• [TASK DESCRIPTION]:
Return all the data, word for word.

....

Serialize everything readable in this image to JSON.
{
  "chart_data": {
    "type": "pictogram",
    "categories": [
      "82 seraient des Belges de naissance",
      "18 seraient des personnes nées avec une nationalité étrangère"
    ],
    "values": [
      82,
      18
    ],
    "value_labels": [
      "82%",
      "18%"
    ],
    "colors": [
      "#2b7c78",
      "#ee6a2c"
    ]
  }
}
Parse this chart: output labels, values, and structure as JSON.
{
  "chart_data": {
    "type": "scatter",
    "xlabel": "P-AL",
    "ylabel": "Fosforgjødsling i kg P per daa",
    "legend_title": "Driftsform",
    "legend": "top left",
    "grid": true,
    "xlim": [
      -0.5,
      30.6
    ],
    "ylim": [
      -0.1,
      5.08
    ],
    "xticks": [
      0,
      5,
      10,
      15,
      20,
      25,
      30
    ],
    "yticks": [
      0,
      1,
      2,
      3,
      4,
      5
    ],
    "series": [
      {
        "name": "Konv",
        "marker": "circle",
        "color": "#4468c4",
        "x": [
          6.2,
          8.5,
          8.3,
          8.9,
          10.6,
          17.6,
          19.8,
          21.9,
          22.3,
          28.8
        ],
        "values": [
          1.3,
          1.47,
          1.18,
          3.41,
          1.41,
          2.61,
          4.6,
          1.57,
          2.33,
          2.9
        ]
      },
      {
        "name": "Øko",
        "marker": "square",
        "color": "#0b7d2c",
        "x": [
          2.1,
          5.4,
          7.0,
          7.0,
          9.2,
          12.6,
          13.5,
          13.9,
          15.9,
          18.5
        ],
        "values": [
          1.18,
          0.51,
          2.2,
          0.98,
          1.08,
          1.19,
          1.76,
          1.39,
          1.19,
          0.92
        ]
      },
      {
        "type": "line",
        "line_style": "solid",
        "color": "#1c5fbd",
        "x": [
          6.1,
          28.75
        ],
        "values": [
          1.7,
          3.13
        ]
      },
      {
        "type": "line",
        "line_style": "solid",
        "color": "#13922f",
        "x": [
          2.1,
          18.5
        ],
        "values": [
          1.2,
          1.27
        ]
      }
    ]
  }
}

....

• [WRITTEN SOLUTION]:
Serialize everything readable in this image to JSON.
{
  "chart_data": {
    "type": "pictogram",
    "categories": [
      "82 seraient des Belges de naissance",
      "18 seraient des personnes nées avec une nationalité étrangère"
    ],
    "values": [
      82,
      18
    ],
    "value_labels": [
      "82%",
      "18%"
    ],
    "colors": [
      "#2b7c78",
      "#ee6a2c"
    ]
  }
}
Parse this chart: output labels, values, and structure as JSON.
{
  "chart_data": {
    "type": "scatter",
    "xlabel": "P-AL",
    "ylabel": "Fosforgjødsling i kg P per daa",
    "legend_title": "Driftsform",
    "legend": "top left",
    "grid": true,
    "xlim": [
      -0.5,
      30.6
    ],
    "ylim": [
      -0.1,
      5.08
    ],
    "xticks": [
      0,
      5,
      10,
      15,
      20,
      25,
      30
    ],
    "yticks": [
      0,
      1,
      2,
      3,
      4,
      5
    ],
    "series": [
      {
        "name": "Konv",
        "marker": "circle",
        "color": "#4468c4",
        "x": [
          6.2,
          8.5,
          8.3,
          8.9,
          10.6,
          17.6,
          19.8,
          21.9,
          22.3,
          28.8
        ],
        "values": [
          1.3,
          1.47,
          1.18,
          3.41,
          1.41,
          2.61,
          4.6,
          1.57,
          2.33,
          2.9
        ]
      },
      {
        "name": "Øko",
        "marker": "square",
        "color": "#0b7d2c",
        "x": [
          2.1,
          5.4,
          7.0,
          7.0,
          9.2,
          12.6,
          13.5,
          13.9,
          15.9,
          18.5
        ],
        "values": [
          1.18,
          0.51,
          2.2,
          0.98,
          1.08,
          1.19,
          1.76,
          1.39,
          1.19,
          0.92
        ]
      },
      {
        "type": "line",
        "line_style": "solid",
        "color": "#1c5fbd",
        "x": [
          6.1,
          28.75
        ],
        "values": [
          1.7,
          3.13
        ]
      },
      {
        "type": "line",
        "line_style": "solid",
        "color": "#13922f",
        "x": [
          2.1,
          18.5
        ],
        "values": [
          1.2,
          1.27
        ]
      }
    ]
  }
}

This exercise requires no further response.